# TASK BRIEF:
Make an exact copy of the lines, leaving the pictures out.

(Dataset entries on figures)
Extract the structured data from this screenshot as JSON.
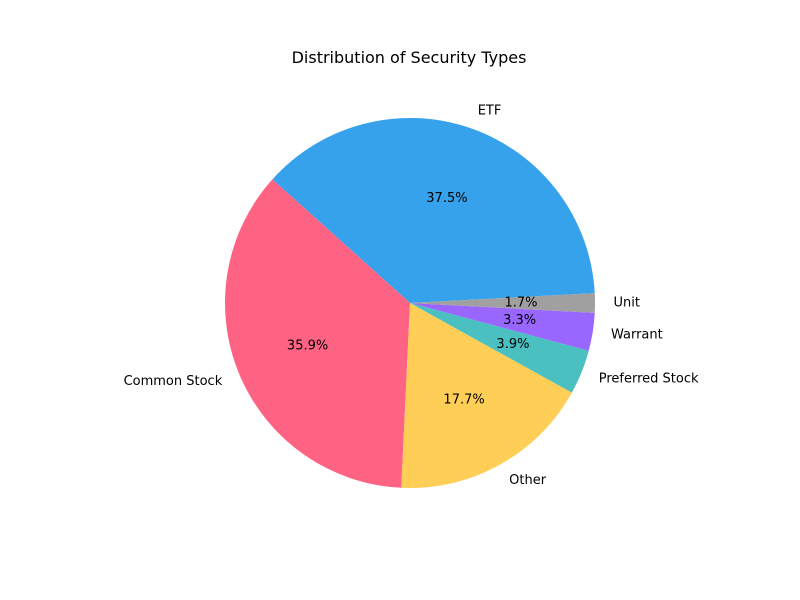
{
  "chart_data": {
    "type": "pie",
    "title": "Distribution of Security Types",
    "categories": [
      "ETF",
      "Common Stock",
      "Other",
      "Preferred Stock",
      "Warrant",
      "Unit"
    ],
    "values": [
      37.5,
      35.9,
      17.7,
      3.9,
      3.3,
      1.7
    ],
    "percent_labels": [
      "37.5%",
      "35.9%",
      "17.7%",
      "3.9%",
      "3.3%",
      "1.7%"
    ],
    "colors": [
      "#36A2EB",
      "#FF6384",
      "#FFCE56",
      "#4BC0C0",
      "#9966FF",
      "#A0A0A0"
    ],
    "start_angle_deg": 3.06,
    "direction": "counterclockwise"
  }
}
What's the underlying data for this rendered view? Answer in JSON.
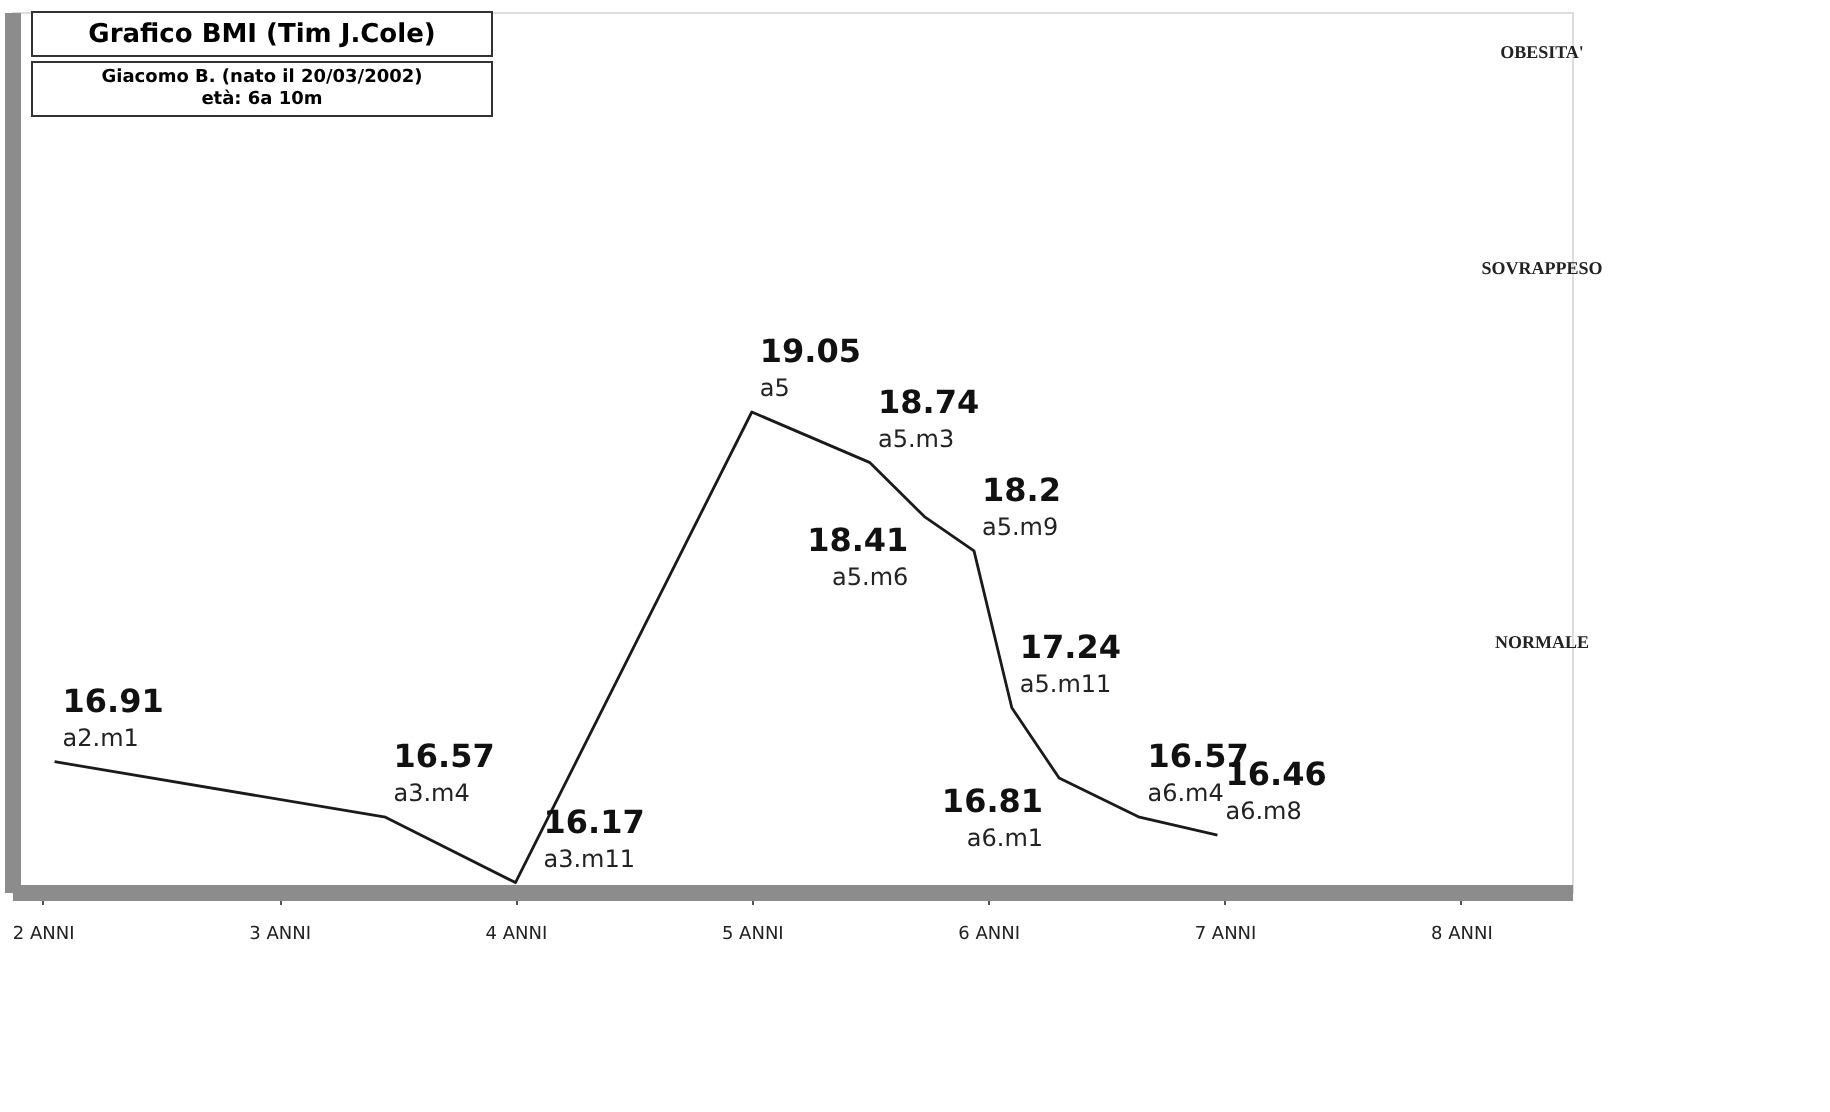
{
  "chart_data": {
    "type": "line",
    "title": "Grafico BMI (Tim J.Cole)",
    "subtitle": "Giacomo B. (nato il 20/03/2002)\netà: 6a 10m",
    "x": [
      2.05,
      3.45,
      4.0,
      5.0,
      5.5,
      5.73,
      5.94,
      6.1,
      6.3,
      6.64,
      6.97
    ],
    "series": [
      {
        "color": "#1a1a1a",
        "values": [
          16.91,
          16.57,
          16.17,
          19.05,
          18.74,
          18.41,
          18.2,
          17.24,
          16.81,
          16.57,
          16.46
        ]
      }
    ],
    "data_labels": true,
    "marker": "none",
    "line_style": "solid",
    "xlim": [
      1.87,
      8.47
    ],
    "xticks": [
      {
        "value": 2,
        "label": "2 ANNI"
      },
      {
        "value": 3,
        "label": "3 ANNI"
      },
      {
        "value": 4,
        "label": "4 ANNI"
      },
      {
        "value": 5,
        "label": "5 ANNI"
      },
      {
        "value": 6,
        "label": "6 ANNI"
      },
      {
        "value": 7,
        "label": "7 ANNI"
      },
      {
        "value": 8,
        "label": "8 ANNI"
      }
    ],
    "tick_labels": "x",
    "grid": false,
    "annotations": [
      {
        "text": "a2.m1",
        "x": 2.05,
        "y": 16.91
      },
      {
        "text": "a3.m4",
        "x": 3.45,
        "y": 16.57
      },
      {
        "text": "a3.m11",
        "x": 4.0,
        "y": 16.17
      },
      {
        "text": "a5",
        "x": 5.0,
        "y": 19.05
      },
      {
        "text": "a5.m3",
        "x": 5.5,
        "y": 18.74
      },
      {
        "text": "a5.m6",
        "x": 5.73,
        "y": 18.41
      },
      {
        "text": "a5.m9",
        "x": 5.94,
        "y": 18.2
      },
      {
        "text": "a5.m11",
        "x": 6.1,
        "y": 17.24
      },
      {
        "text": "a6.m1",
        "x": 6.3,
        "y": 16.81
      },
      {
        "text": "a6.m4",
        "x": 6.64,
        "y": 16.57
      },
      {
        "text": "a6.m8",
        "x": 6.97,
        "y": 16.46
      },
      "OBESITA'",
      "SOVRAPPESO",
      "NORMALE"
    ]
  }
}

# SOLUTION TO THIS TASK:
Extract the structured data from this screenshot as JSON.
{
  "chart_data": {
    "type": "pie",
    "title": "Distribution of Security Types",
    "categories": [
      "ETF",
      "Common Stock",
      "Other",
      "Preferred Stock",
      "Warrant",
      "Unit"
    ],
    "values": [
      37.5,
      35.9,
      17.7,
      3.9,
      3.3,
      1.7
    ],
    "percent_labels": [
      "37.5%",
      "35.9%",
      "17.7%",
      "3.9%",
      "3.3%",
      "1.7%"
    ],
    "colors": [
      "#36A2EB",
      "#FF6384",
      "#FFCE56",
      "#4BC0C0",
      "#9966FF",
      "#A0A0A0"
    ],
    "start_angle_deg": 3.06,
    "direction": "counterclockwise"
  }
}
What's the underlying data for this rendered view? Answer in JSON.
{
  "chart_data": {
    "type": "line",
    "title": "Grafico BMI (Tim J.Cole)",
    "subtitle": "Giacomo B. (nato il 20/03/2002)\netà: 6a 10m",
    "x": [
      2.05,
      3.45,
      4.0,
      5.0,
      5.5,
      5.73,
      5.94,
      6.1,
      6.3,
      6.64,
      6.97
    ],
    "series": [
      {
        "color": "#1a1a1a",
        "values": [
          16.91,
          16.57,
          16.17,
          19.05,
          18.74,
          18.41,
          18.2,
          17.24,
          16.81,
          16.57,
          16.46
        ]
      }
    ],
    "data_labels": true,
    "marker": "none",
    "line_style": "solid",
    "xlim": [
      1.87,
      8.47
    ],
    "xticks": [
      {
        "value": 2,
        "label": "2 ANNI"
      },
      {
        "value": 3,
        "label": "3 ANNI"
      },
      {
        "value": 4,
        "label": "4 ANNI"
      },
      {
        "value": 5,
        "label": "5 ANNI"
      },
      {
        "value": 6,
        "label": "6 ANNI"
      },
      {
        "value": 7,
        "label": "7 ANNI"
      },
      {
        "value": 8,
        "label": "8 ANNI"
      }
    ],
    "tick_labels": "x",
    "grid": false,
    "annotations": [
      {
        "text": "a2.m1",
        "x": 2.05,
        "y": 16.91
      },
      {
        "text": "a3.m4",
        "x": 3.45,
        "y": 16.57
      },
      {
        "text": "a3.m11",
        "x": 4.0,
        "y": 16.17
      },
      {
        "text": "a5",
        "x": 5.0,
        "y": 19.05
      },
      {
        "text": "a5.m3",
        "x": 5.5,
        "y": 18.74
      },
      {
        "text": "a5.m6",
        "x": 5.73,
        "y": 18.41
      },
      {
        "text": "a5.m9",
        "x": 5.94,
        "y": 18.2
      },
      {
        "text": "a5.m11",
        "x": 6.1,
        "y": 17.24
      },
      {
        "text": "a6.m1",
        "x": 6.3,
        "y": 16.81
      },
      {
        "text": "a6.m4",
        "x": 6.64,
        "y": 16.57
      },
      {
        "text": "a6.m8",
        "x": 6.97,
        "y": 16.46
      },
      "OBESITA'",
      "SOVRAPPESO",
      "NORMALE"
    ]
  }
}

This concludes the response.